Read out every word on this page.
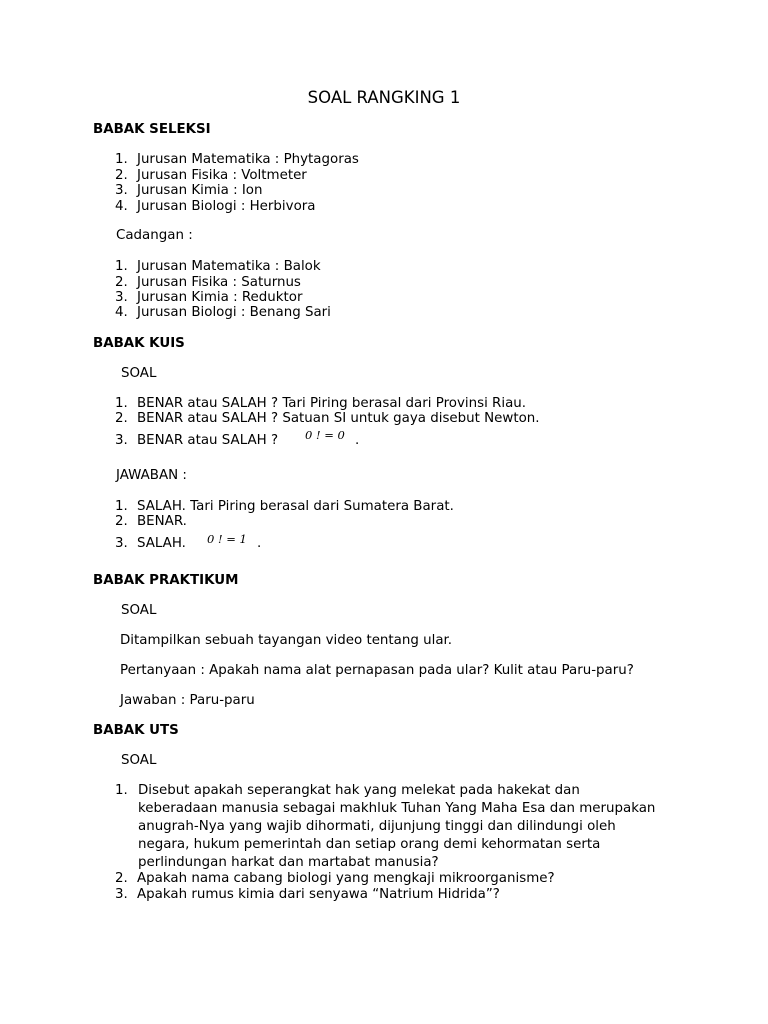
SOAL RANGKING 1
BABAK SELEKSI
1. Jurusan Matematika : Phytagoras
2. Jurusan Fisika : Voltmeter
3. Jurusan Kimia : Ion
4. Jurusan Biologi : Herbivora
Cadangan :
1. Jurusan Matematika : Balok
2. Jurusan Fisika : Saturnus
3. Jurusan Kimia : Reduktor
4. Jurusan Biologi : Benang Sari
BABAK KUIS
SOAL
1. BENAR atau SALAH ? Tari Piring berasal dari Provinsi Riau.
2. BENAR atau SALAH ? Satuan SI untuk gaya disebut Newton.
3. BENAR atau SALAH ? 0 ! = 0 .
JAWABAN :
1. SALAH. Tari Piring berasal dari Sumatera Barat.
2. BENAR.
3. SALAH. 0 ! = 1 .
BABAK PRAKTIKUM
SOAL
Ditampilkan sebuah tayangan video tentang ular.
Pertanyaan : Apakah nama alat pernapasan pada ular? Kulit atau Paru-paru?
Jawaban : Paru-paru
BABAK UTS
SOAL
1. Disebut apakah seperangkat hak yang melekat pada hakekat dan keberadaan manusia sebagai makhluk Tuhan Yang Maha Esa dan merupakan anugrah-Nya yang wajib dihormati, dijunjung tinggi dan dilindungi oleh negara, hukum pemerintah dan setiap orang demi kehormatan serta perlindungan harkat dan martabat manusia?
2. Apakah nama cabang biologi yang mengkaji mikroorganisme?
3. Apakah rumus kimia dari senyawa “Natrium Hidrida”?
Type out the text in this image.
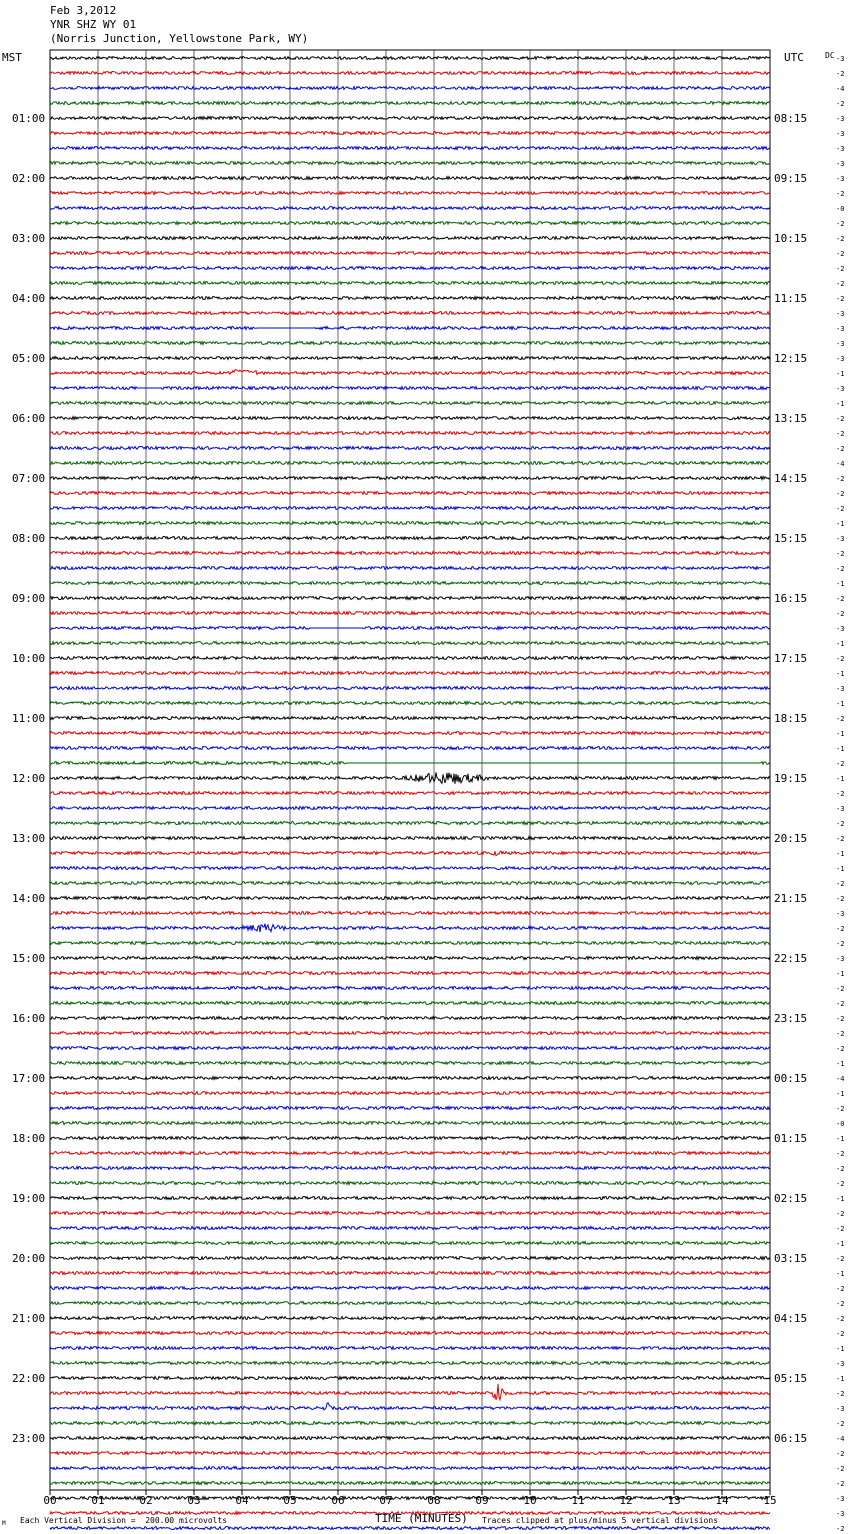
Feb 3,2012
YNR SHZ WY 01
(Norris Junction, Yellowstone Park, WY)
MST	UTC	DC -3
-2
-4
-2
-3
-3
-3
-3
-3
-2
-0
-2
-2
-2
-2
-2
-2
-3
-3
-3
-3
-1
-3
-1
-2
-2
-2
-4
-2
-2
-2
-1
-3
-2
-2
-1
-2
-2
-3
-1
-2
-1
-3
-1
-2
-1
-1
-2
-1
-2
-3
-2
-2
-1
-1
-2
-2
-3
-2
-2
-3
-1
-2
-2
-2
-2
-2
-1
-4
-1
-2
-0
-1
-2
-2
-2
-1
-2
-2
-1
-2
-1
-2
-2
-2
-2
-1
-3
-1
-2
-3
-2
-4
-2
-2
-2
-3
-3
-2
01:00
02:00
03:00
04:00
05:00
06:00
07:00
08:00
09:00
10:00
11:00
12:00
13:00
14:00
15:00
16:00
17:00
18:00
19:00
20:00
21:00
22:00
23:00
08:15
09:15
10:15
11:15
12:15
13:15
14:15
15:15
16:15
17:15
18:15
19:15
20:15
21:15
22:15
23:15
00:15
01:15
02:15
03:15
04:15
05:15
06:15
00	01	02	03	04	05	06	07	08	09	10	11	12	13	14	15
TIME (MINUTES)
Each Vertical Division =  200.00 microvolts	Traces clipped at plus/minus 5 vertical divisions
M
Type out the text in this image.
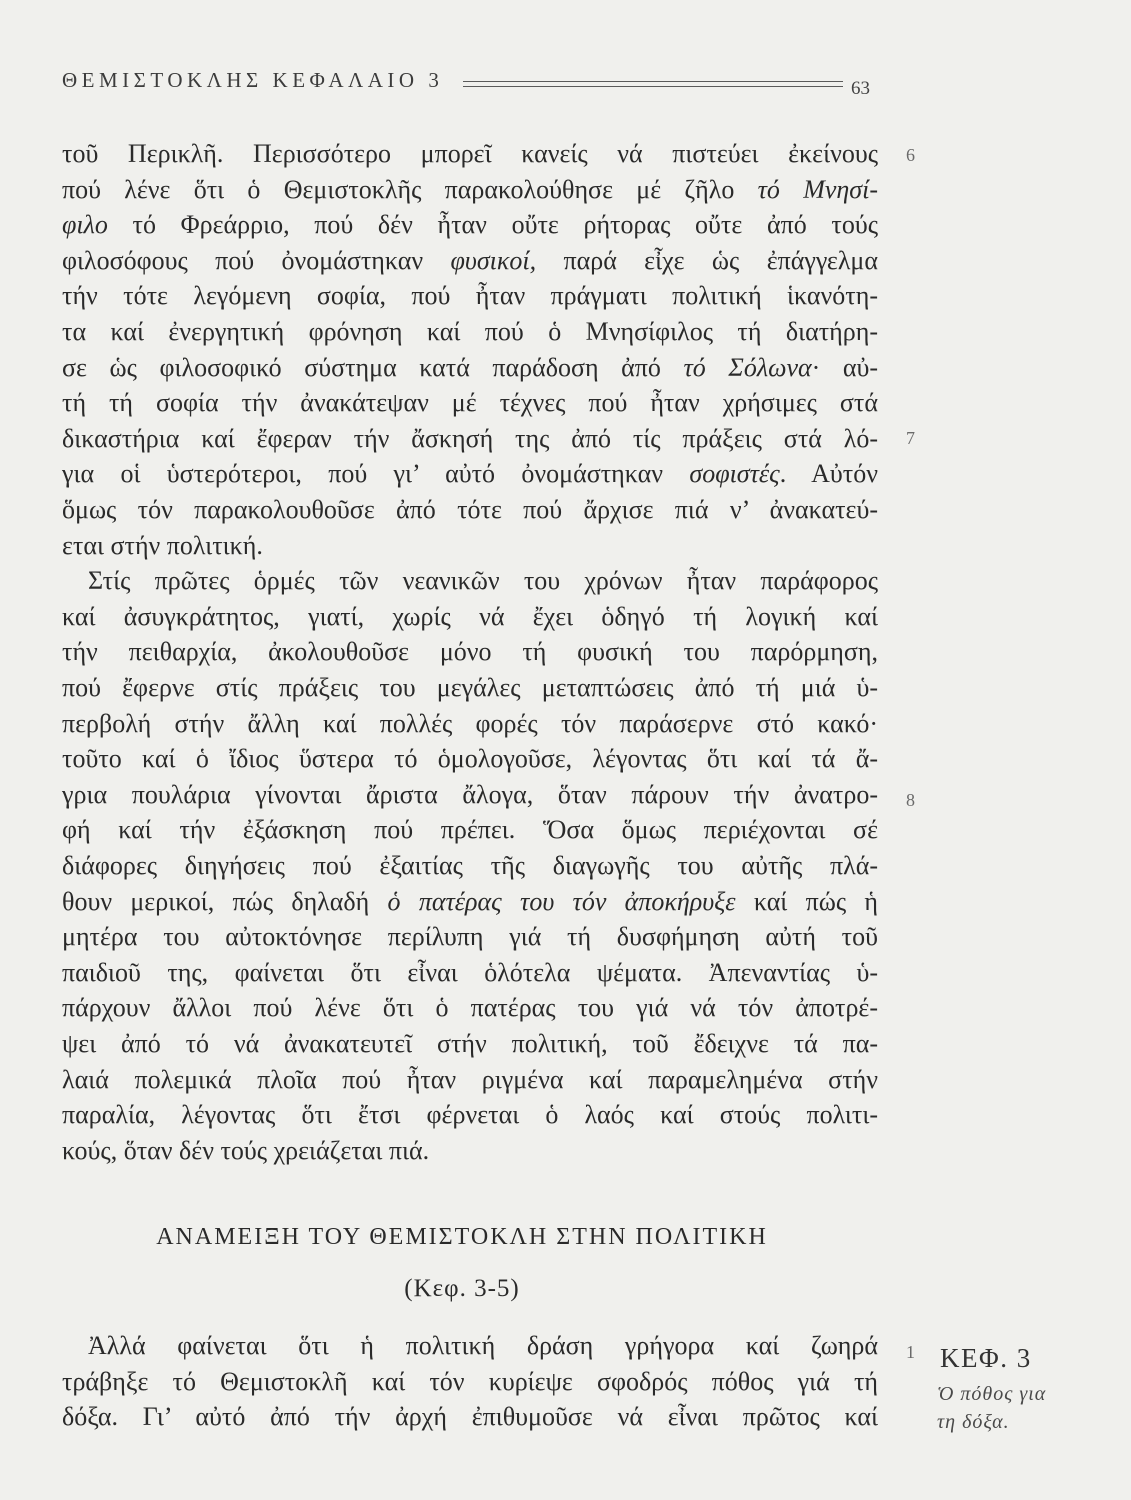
ΘΕΜΙΣΤΟΚΛΗΣ ΚΕΦΑΛΑΙΟ 3	63
6
7
8
1
τοῦ Περικλῆ. Περισσότερο μπορεῖ κανείς νά πιστεύει ἐκείνους
πού λένε ὅτι ὁ Θεμιστοκλῆς παρακολούθησε μέ ζῆλο τό Μνησί-
φιλο τό Φρεάρριο, πού δέν ἦταν οὔτε ρήτορας οὔτε ἀπό τούς
φιλοσόφους πού ὀνομάστηκαν φυσικοί, παρά εἶχε ὡς ἐπάγγελμα
τήν τότε λεγόμενη σοφία, πού ἦταν πράγματι πολιτική ἱκανότη-
τα καί ἐνεργητική φρόνηση καί πού ὁ Μνησίφιλος τή διατήρη-
σε ὡς φιλοσοφικό σύστημα κατά παράδοση ἀπό τό Σόλωνα· αὐ-
τή τή σοφία τήν ἀνακάτεψαν μέ τέχνες πού ἦταν χρήσιμες στά
δικαστήρια καί ἔφεραν τήν ἄσκησή της ἀπό τίς πράξεις στά λό-
για οἱ ὑστερότεροι, πού γι’ αὐτό ὀνομάστηκαν σοφιστές. Αὐτόν
ὅμως τόν παρακολουθοῦσε ἀπό τότε πού ἄρχισε πιά ν’ ἀνακατεύ-
εται στήν πολιτική.
Στίς πρῶτες ὁρμές τῶν νεανικῶν του χρόνων ἦταν παράφορος
καί ἀσυγκράτητος, γιατί, χωρίς νά ἔχει ὁδηγό τή λογική καί
τήν πειθαρχία, ἀκολουθοῦσε μόνο τή φυσική του παρόρμηση,
πού ἔφερνε στίς πράξεις του μεγάλες μεταπτώσεις ἀπό τή μιά ὑ-
περβολή στήν ἄλλη καί πολλές φορές τόν παράσερνε στό κακό·
τοῦτο καί ὁ ἴδιος ὕστερα τό ὁμολογοῦσε, λέγοντας ὅτι καί τά ἄ-
γρια πουλάρια γίνονται ἄριστα ἄλογα, ὅταν πάρουν τήν ἀνατρο-
φή καί τήν ἐξάσκηση πού πρέπει. Ὅσα ὅμως περιέχονται σέ
διάφορες διηγήσεις πού ἐξαιτίας τῆς διαγωγῆς του αὐτῆς πλά-
θουν μερικοί, πώς δηλαδή ὁ πατέρας του τόν ἀποκήρυξε καί πώς ἡ
μητέρα του αὐτοκτόνησε περίλυπη γιά τή δυσφήμηση αὐτή τοῦ
παιδιοῦ της, φαίνεται ὅτι εἶναι ὁλότελα ψέματα. Ἀπεναντίας ὑ-
πάρχουν ἄλλοι πού λένε ὅτι ὁ πατέρας του γιά νά τόν ἀποτρέ-
ψει ἀπό τό νά ἀνακατευτεῖ στήν πολιτική, τοῦ ἔδειχνε τά πα-
λαιά πολεμικά πλοῖα πού ἦταν ριγμένα καί παραμελημένα στήν
παραλία, λέγοντας ὅτι ἔτσι φέρνεται ὁ λαός καί στούς πολιτι-
κούς, ὅταν δέν τούς χρειάζεται πιά.
ΑΝΑΜΕΙΞΗ ΤΟΥ ΘΕΜΙΣΤΟΚΛΗ ΣΤΗΝ ΠΟΛΙΤΙΚΗ
(Κεφ. 3-5)
Ἀλλά φαίνεται ὅτι ἡ πολιτική δράση γρήγορα καί ζωηρά
τράβηξε τό Θεμιστοκλῆ καί τόν κυρίεψε σφοδρός πόθος γιά τή
δόξα. Γι’ αὐτό ἀπό τήν ἀρχή ἐπιθυμοῦσε νά εἶναι πρῶτος καί
ΚΕΦ. 3
Ὁ πόθος για
τη δόξα.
++++++++
— GOAL —
Determine the number of lines in the data that contain "τότε" as a word or string, and state only that number.

— WRITTEN SOLUTION —
2